Region boundary data:
# # # # #

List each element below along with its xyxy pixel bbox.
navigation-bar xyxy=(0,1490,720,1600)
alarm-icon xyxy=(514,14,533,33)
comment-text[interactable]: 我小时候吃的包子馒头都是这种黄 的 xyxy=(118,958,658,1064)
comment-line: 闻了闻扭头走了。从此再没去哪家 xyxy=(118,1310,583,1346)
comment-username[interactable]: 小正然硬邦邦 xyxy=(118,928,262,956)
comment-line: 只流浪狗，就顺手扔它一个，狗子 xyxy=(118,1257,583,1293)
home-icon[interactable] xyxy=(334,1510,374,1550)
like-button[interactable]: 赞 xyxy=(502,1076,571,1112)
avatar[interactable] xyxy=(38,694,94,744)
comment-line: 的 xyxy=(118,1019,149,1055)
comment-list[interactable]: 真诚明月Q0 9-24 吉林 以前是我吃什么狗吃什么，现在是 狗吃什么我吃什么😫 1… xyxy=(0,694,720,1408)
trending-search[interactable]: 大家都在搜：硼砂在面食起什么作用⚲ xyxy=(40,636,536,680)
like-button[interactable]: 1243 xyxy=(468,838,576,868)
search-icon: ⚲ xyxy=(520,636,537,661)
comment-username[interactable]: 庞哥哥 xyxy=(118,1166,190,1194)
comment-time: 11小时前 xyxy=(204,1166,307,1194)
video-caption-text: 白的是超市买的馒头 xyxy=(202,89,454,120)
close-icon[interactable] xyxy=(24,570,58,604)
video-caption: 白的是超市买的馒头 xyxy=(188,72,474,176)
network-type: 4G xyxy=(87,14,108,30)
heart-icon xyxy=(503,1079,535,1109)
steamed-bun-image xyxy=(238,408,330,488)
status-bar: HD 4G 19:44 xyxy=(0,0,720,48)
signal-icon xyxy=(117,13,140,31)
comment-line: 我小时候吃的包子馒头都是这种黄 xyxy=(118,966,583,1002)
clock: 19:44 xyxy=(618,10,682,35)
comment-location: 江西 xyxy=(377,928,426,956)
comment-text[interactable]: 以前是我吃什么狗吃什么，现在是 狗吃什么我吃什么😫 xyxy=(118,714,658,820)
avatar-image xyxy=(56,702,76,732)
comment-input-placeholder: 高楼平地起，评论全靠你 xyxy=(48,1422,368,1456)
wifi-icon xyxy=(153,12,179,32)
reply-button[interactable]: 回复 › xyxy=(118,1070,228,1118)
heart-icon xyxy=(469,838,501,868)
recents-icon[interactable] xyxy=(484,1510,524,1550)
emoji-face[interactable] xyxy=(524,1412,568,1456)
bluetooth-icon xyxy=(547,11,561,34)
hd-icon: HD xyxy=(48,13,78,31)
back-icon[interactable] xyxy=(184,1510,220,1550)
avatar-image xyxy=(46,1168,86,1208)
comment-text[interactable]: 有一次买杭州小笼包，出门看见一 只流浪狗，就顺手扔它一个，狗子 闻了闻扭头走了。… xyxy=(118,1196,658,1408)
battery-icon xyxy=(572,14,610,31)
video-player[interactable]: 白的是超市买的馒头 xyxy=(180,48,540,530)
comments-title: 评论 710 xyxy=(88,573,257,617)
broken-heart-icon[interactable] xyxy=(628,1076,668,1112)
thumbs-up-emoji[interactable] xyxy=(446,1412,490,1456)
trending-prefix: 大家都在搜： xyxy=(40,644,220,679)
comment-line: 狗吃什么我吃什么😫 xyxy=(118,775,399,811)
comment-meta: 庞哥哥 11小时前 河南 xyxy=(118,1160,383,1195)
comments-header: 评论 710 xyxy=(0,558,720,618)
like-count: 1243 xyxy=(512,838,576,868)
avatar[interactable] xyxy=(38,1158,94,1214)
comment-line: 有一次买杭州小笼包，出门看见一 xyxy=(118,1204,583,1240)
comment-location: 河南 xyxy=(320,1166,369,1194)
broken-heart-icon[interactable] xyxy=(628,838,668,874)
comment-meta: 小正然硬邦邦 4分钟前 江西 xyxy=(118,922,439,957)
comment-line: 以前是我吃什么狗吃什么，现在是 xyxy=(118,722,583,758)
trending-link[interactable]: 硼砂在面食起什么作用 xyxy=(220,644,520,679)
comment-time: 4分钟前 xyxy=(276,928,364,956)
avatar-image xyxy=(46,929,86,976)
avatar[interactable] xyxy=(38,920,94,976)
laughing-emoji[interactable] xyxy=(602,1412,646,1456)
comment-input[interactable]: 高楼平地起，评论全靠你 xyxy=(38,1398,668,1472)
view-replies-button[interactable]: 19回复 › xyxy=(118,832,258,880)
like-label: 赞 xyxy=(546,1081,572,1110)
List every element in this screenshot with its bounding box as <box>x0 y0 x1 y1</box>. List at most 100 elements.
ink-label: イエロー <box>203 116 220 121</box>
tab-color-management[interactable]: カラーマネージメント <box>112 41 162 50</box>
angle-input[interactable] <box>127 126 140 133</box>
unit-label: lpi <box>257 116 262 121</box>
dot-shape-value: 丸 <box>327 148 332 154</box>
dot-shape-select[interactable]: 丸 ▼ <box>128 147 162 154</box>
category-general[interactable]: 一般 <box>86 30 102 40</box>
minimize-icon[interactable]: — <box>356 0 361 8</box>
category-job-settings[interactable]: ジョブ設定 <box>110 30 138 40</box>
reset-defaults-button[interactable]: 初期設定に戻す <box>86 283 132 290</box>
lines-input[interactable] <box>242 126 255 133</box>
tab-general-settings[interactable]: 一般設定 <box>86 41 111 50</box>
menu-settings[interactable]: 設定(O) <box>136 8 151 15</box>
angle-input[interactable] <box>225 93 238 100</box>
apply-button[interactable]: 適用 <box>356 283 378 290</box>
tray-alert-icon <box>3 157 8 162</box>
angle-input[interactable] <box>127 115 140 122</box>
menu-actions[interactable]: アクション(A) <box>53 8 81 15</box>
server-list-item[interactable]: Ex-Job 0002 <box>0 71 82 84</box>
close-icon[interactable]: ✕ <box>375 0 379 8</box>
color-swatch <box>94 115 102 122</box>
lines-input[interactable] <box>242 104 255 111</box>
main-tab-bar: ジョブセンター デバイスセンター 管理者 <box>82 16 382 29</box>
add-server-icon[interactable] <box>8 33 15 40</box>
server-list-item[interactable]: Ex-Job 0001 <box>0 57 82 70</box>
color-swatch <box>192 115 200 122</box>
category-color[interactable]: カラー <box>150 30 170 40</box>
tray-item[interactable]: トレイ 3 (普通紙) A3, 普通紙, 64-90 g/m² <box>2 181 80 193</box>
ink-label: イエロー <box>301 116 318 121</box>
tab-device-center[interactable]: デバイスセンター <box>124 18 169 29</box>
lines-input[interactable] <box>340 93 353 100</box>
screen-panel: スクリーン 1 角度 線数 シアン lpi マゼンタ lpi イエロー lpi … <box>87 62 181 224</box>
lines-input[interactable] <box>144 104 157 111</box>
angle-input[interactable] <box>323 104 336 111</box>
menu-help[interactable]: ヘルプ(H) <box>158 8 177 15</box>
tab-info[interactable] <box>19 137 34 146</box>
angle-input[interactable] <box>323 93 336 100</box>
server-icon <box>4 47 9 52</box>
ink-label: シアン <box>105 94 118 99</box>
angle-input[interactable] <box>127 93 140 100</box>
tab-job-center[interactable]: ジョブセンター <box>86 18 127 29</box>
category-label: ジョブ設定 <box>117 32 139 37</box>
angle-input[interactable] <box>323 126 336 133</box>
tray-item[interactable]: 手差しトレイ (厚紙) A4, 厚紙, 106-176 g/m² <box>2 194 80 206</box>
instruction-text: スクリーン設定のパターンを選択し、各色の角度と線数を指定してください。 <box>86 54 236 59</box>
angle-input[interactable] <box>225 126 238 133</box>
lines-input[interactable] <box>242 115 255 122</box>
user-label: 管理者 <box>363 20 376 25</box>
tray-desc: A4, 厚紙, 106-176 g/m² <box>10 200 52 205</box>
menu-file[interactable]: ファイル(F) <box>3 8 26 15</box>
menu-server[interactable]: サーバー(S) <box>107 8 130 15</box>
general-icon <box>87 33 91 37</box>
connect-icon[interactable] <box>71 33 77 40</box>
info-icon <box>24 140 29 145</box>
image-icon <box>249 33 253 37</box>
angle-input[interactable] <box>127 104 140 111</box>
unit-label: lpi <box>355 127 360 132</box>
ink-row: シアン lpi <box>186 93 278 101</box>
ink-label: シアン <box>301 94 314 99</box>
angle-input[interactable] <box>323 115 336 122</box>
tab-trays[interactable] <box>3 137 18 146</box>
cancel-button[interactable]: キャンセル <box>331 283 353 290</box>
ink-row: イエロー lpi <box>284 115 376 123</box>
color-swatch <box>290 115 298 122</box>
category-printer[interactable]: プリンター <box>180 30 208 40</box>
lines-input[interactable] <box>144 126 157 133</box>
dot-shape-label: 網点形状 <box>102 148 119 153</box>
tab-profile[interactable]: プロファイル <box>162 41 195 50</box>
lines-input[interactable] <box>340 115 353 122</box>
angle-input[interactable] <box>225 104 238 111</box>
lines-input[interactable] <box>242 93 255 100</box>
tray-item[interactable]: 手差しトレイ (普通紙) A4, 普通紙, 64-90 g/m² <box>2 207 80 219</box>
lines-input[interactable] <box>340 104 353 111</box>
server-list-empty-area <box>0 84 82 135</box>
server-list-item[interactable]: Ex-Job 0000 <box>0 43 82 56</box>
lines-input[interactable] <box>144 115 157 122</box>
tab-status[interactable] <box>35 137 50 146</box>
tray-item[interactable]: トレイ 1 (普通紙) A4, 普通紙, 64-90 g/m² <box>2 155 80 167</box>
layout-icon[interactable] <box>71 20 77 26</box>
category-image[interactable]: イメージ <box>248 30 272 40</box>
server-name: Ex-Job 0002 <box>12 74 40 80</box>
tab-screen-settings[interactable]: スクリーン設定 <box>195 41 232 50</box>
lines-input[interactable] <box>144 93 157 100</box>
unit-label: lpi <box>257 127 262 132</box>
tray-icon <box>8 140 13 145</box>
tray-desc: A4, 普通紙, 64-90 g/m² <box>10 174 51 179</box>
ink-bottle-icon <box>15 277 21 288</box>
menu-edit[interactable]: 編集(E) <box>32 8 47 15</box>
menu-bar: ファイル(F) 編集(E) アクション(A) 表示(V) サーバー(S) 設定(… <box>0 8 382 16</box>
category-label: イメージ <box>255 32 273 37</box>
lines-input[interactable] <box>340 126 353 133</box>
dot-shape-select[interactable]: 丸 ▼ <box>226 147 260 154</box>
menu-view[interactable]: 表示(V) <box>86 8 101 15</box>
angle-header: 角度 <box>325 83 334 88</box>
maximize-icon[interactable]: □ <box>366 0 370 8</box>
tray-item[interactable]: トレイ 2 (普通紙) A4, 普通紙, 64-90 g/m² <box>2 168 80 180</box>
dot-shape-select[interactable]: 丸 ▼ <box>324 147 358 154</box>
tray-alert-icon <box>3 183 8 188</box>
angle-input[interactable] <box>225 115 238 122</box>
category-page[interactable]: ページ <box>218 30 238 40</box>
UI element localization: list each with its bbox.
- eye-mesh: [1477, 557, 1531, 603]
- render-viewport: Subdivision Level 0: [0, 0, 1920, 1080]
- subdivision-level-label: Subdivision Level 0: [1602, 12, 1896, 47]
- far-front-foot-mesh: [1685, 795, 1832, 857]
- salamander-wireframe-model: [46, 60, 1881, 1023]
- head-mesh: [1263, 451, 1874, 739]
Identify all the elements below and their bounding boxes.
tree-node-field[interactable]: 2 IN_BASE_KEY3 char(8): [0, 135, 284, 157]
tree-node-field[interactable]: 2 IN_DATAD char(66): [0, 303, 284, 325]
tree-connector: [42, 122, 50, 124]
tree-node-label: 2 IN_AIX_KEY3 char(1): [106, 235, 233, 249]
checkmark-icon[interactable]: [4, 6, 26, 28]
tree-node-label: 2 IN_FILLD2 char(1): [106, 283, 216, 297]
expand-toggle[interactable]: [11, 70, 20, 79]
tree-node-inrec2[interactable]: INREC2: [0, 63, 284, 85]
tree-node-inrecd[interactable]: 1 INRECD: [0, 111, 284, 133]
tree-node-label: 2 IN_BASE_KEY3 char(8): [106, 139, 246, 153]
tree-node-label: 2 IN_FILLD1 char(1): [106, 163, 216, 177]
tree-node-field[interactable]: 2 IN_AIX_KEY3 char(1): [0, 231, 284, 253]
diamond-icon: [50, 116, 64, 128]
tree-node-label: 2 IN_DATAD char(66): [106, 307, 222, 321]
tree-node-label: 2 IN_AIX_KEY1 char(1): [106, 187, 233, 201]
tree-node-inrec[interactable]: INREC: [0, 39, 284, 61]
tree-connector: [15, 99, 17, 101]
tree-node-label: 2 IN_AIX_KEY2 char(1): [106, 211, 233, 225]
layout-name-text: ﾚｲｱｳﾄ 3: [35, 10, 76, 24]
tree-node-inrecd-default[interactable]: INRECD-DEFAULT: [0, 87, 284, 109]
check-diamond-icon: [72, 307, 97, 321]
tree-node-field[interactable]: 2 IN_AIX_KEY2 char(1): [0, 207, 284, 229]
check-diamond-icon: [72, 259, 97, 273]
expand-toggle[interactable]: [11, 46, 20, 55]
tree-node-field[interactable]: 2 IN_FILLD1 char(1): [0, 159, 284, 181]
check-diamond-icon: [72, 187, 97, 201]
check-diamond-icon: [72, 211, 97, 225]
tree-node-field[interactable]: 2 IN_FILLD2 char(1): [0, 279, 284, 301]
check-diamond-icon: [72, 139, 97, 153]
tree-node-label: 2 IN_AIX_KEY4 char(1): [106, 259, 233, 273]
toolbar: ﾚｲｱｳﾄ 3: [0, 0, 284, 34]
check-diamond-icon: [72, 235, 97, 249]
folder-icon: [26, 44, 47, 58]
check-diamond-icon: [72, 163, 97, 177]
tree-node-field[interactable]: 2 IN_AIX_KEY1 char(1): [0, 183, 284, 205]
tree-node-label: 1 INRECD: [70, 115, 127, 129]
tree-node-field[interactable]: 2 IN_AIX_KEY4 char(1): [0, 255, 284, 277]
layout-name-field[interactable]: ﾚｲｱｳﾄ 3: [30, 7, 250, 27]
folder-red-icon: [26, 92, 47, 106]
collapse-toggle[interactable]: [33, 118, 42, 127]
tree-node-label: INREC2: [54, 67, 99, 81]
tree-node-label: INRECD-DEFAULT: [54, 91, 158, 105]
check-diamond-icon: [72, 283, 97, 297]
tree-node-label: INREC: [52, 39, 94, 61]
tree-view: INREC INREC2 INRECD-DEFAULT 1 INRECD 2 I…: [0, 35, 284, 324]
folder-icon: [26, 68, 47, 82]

# # # # #

Copy out everything from the start of the data down to the line that contains "avatar-image xyxy=(56,702,76,732)", including both ends.

#### [Exercise answer]
List each element below along with its xyxy pixel bbox.
navigation-bar xyxy=(0,1490,720,1600)
alarm-icon xyxy=(514,14,533,33)
comment-text[interactable]: 我小时候吃的包子馒头都是这种黄 的 xyxy=(118,958,658,1064)
comment-line: 闻了闻扭头走了。从此再没去哪家 xyxy=(118,1310,583,1346)
comment-username[interactable]: 小正然硬邦邦 xyxy=(118,928,262,956)
comment-line: 只流浪狗，就顺手扔它一个，狗子 xyxy=(118,1257,583,1293)
home-icon[interactable] xyxy=(334,1510,374,1550)
like-button[interactable]: 赞 xyxy=(502,1076,571,1112)
avatar[interactable] xyxy=(38,694,94,744)
comment-line: 的 xyxy=(118,1019,149,1055)
comment-list[interactable]: 真诚明月Q0 9-24 吉林 以前是我吃什么狗吃什么，现在是 狗吃什么我吃什么😫 1… xyxy=(0,694,720,1408)
trending-search[interactable]: 大家都在搜：硼砂在面食起什么作用⚲ xyxy=(40,636,536,680)
like-button[interactable]: 1243 xyxy=(468,838,576,868)
search-icon: ⚲ xyxy=(520,636,537,661)
comment-username[interactable]: 庞哥哥 xyxy=(118,1166,190,1194)
comment-time: 11小时前 xyxy=(204,1166,307,1194)
video-caption-text: 白的是超市买的馒头 xyxy=(202,89,454,120)
close-icon[interactable] xyxy=(24,570,58,604)
video-caption: 白的是超市买的馒头 xyxy=(188,72,474,176)
network-type: 4G xyxy=(87,14,108,30)
heart-icon xyxy=(503,1079,535,1109)
steamed-bun-image xyxy=(238,408,330,488)
status-bar: HD 4G 19:44 xyxy=(0,0,720,48)
signal-icon xyxy=(117,13,140,31)
comment-line: 我小时候吃的包子馒头都是这种黄 xyxy=(118,966,583,1002)
clock: 19:44 xyxy=(618,10,682,35)
comment-location: 江西 xyxy=(377,928,426,956)
comment-text[interactable]: 以前是我吃什么狗吃什么，现在是 狗吃什么我吃什么😫 xyxy=(118,714,658,820)
avatar-image xyxy=(56,702,76,732)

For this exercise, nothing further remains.